§ **YOUR OBJECTIVE**
Search the material for the string "Обеспечение", then return every line where it is found.

§ **RECORDS TO PROCESS**
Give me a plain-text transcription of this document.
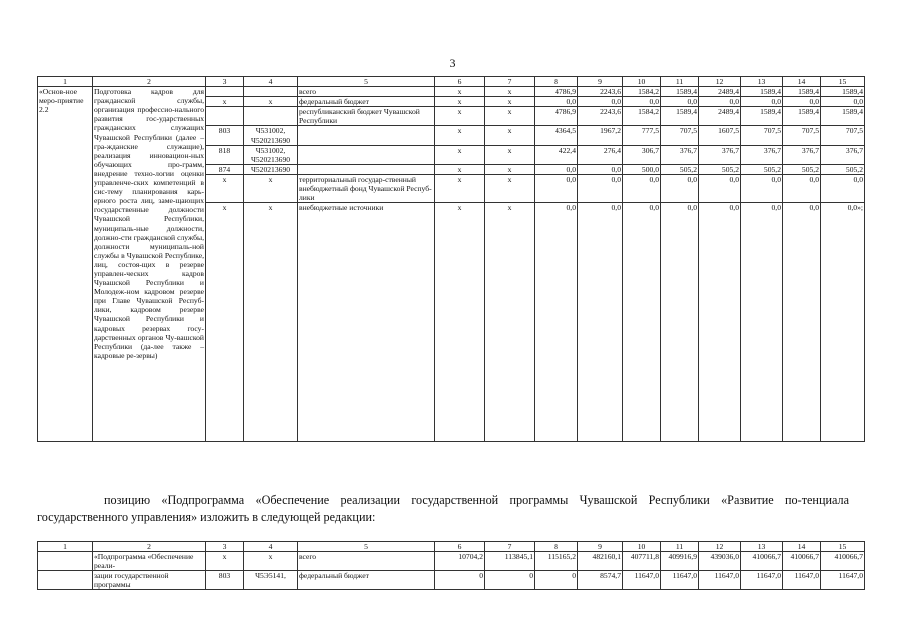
3
1	2	3	4	5	6	7	8	9	10	11	12	13	14	15
«Основ-ное меро-приятие 2.2	Подготовка кадров для гражданской службы, организация профессио-нального развития гос-ударственных гражданских служащих Чувашской Республики (далее – гра-жданские служащие), реализация инновацион-ных обучающих про-грамм, внедрение техно-логии оценки управленче-ских компетенций в сис-тему планирования карь-ерного роста лиц, заме-щающих государственные должности Чувашской Республики, муниципаль-ные должности, должно-сти гражданской службы, должности муниципаль-ной службы в Чувашской Республике, лиц, состоя-щих в резерве управлен-ческих кадров Чувашской Республики и Молодеж-ном кадровом резерве при Главе Чувашской Респуб-лики, кадровом резерве Чувашской Республики и кадровых резервах госу-дарственных органов Чу-вашской Республики (да-лее также – кадровые ре-зервы)			всего	х	х	4786,9	2243,6	1584,2	1589,4	2489,4	1589,4	1589,4	1589,4
		х	х	федеральный бюджет	х	х	0,0	0,0	0,0	0,0	0,0	0,0	0,0	0,0
				республиканский бюджет Чувашской Республики	х	х	4786,9	2243,6	1584,2	1589,4	2489,4	1589,4	1589,4	1589,4
		803	Ч531002, Ч520213690		х	х	4364,5	1967,2	777,5	707,5	1607,5	707,5	707,5	707,5
		818	Ч531002, Ч520213690		х	х	422,4	276,4	306,7	376,7	376,7	376,7	376,7	376,7
		874	Ч520213690		х	х	0,0	0,0	500,0	505,2	505,2	505,2	505,2	505,2
		х	х	территориальный государ-ственный внебюджетный фонд Чувашской Респуб-лики	х	х	0,0	0,0	0,0	0,0	0,0	0,0	0,0	0,0
		х	х	внебюджетные источники	х	х	0,0	0,0	0,0	0,0	0,0	0,0	0,0	0,0»;

позицию «Подпрограмма «Обеспечение реализации государственной программы Чувашской Республики «Развитие по-тенциала государственного управления» изложить в следующей редакции:

1	2	3	4	5	6	7	8	9	10	11	12	13	14	15
	«Подпрограмма «Обеспечение реали-	х	х	всего	10704,2	113845,1	115165,2	482160,1	407711,8	409916,9	439036,0	410066,7	410066,7	410066,7
	зации государственной программы	803	Ч5Э5141,	федеральный бюджет	0	0	0	8574,7	11647,0	11647,0	11647,0	11647,0	11647,0	11647,0
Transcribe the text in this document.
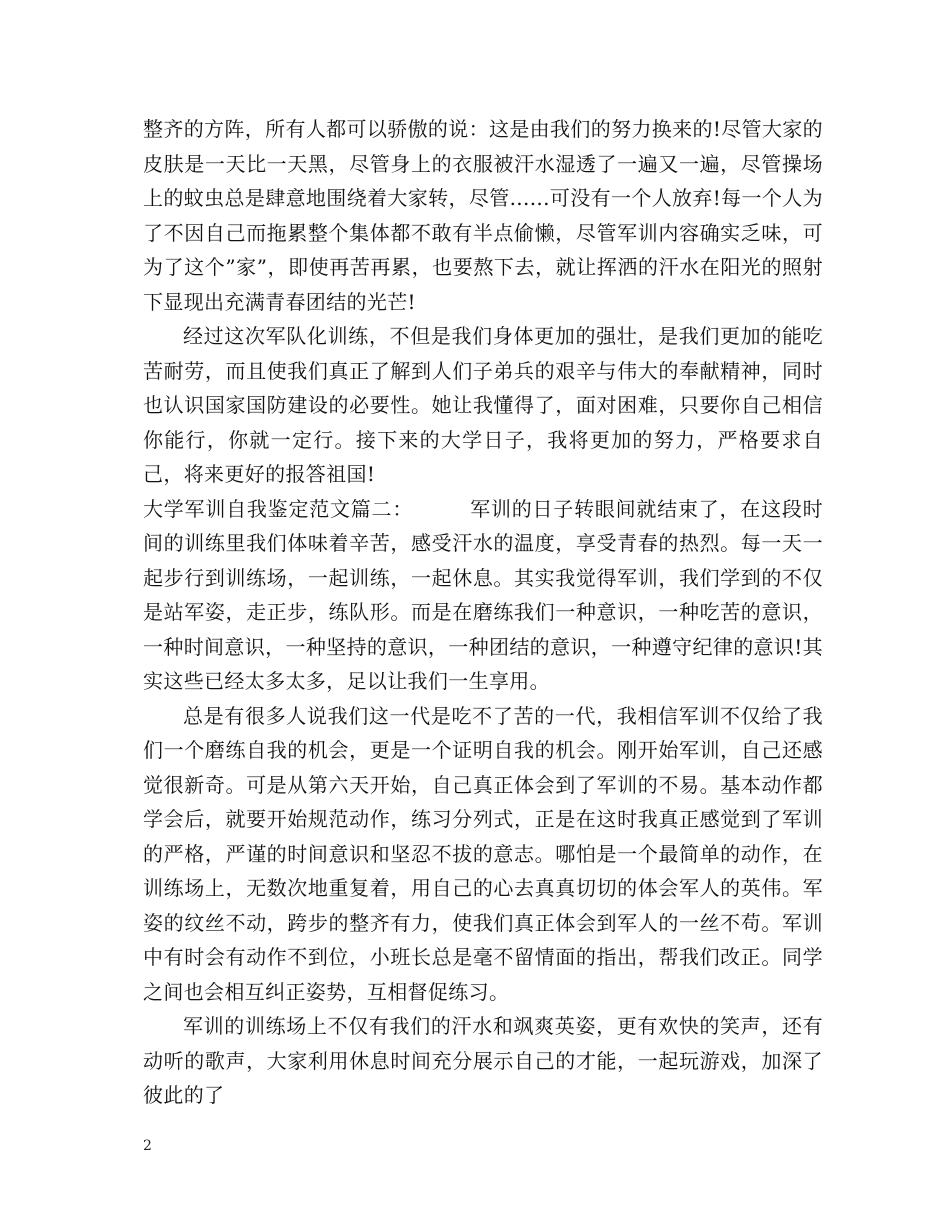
整齐的方阵，所有人都可以骄傲的说：这是由我们的努力换来的!尽管大家的皮肤是一天比一天黑，尽管身上的衣服被汗水湿透了一遍又一遍，尽管操场上的蚊虫总是肆意地围绕着大家转，尽管......可没有一个人放弃!每一个人为了不因自己而拖累整个集体都不敢有半点偷懒，尽管军训内容确实乏味，可为了这个”家”，即使再苦再累，也要熬下去，就让挥洒的汗水在阳光的照射下显现出充满青春团结的光芒!

经过这次军队化训练，不但是我们身体更加的强壮，是我们更加的能吃苦耐劳，而且使我们真正了解到人们子弟兵的艰辛与伟大的奉献精神，同时也认识国家国防建设的必要性。她让我懂得了，面对困难，只要你自己相信你能行，你就一定行。接下来的大学日子，我将更加的努力，严格要求自己，将来更好的报答祖国!

大学军训自我鉴定范文篇二：	军训的日子转眼间就结束了，在这段时间的训练里我们体味着辛苦，感受汗水的温度，享受青春的热烈。每一天一起步行到训练场，一起训练，一起休息。其实我觉得军训，我们学到的不仅是站军姿，走正步，练队形。而是在磨练我们一种意识，一种吃苦的意识，一种时间意识，一种坚持的意识，一种团结的意识，一种遵守纪律的意识!其实这些已经太多太多，足以让我们一生享用。

总是有很多人说我们这一代是吃不了苦的一代，我相信军训不仅给了我们一个磨练自我的机会，更是一个证明自我的机会。刚开始军训，自己还感觉很新奇。可是从第六天开始，自己真正体会到了军训的不易。基本动作都学会后，就要开始规范动作，练习分列式，正是在这时我真正感觉到了军训的严格，严谨的时间意识和坚忍不拔的意志。哪怕是一个最简单的动作，在训练场上，无数次地重复着，用自己的心去真真切切的体会军人的英伟。军姿的纹丝不动，跨步的整齐有力，使我们真正体会到军人的一丝不苟。军训中有时会有动作不到位，小班长总是毫不留情面的指出，帮我们改正。同学之间也会相互纠正姿势，互相督促练习。

军训的训练场上不仅有我们的汗水和飒爽英姿，更有欢快的笑声，还有动听的歌声，大家利用休息时间充分展示自己的才能，一起玩游戏，加深了彼此的了

2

§ **EXERCISE RESPONSE**
позицию «Подпрограмма «Обеспечение реализации государственной программы Чувашской Республики «Развитие по-тенциала государственного управления» изложить в следующей редакции:
	«Подпрограмма «Обеспечение реали-	х	х	всего	10704,2	113845,1	115165,2	482160,1	407711,8	409916,9	439036,0	410066,7	410066,7	410066,7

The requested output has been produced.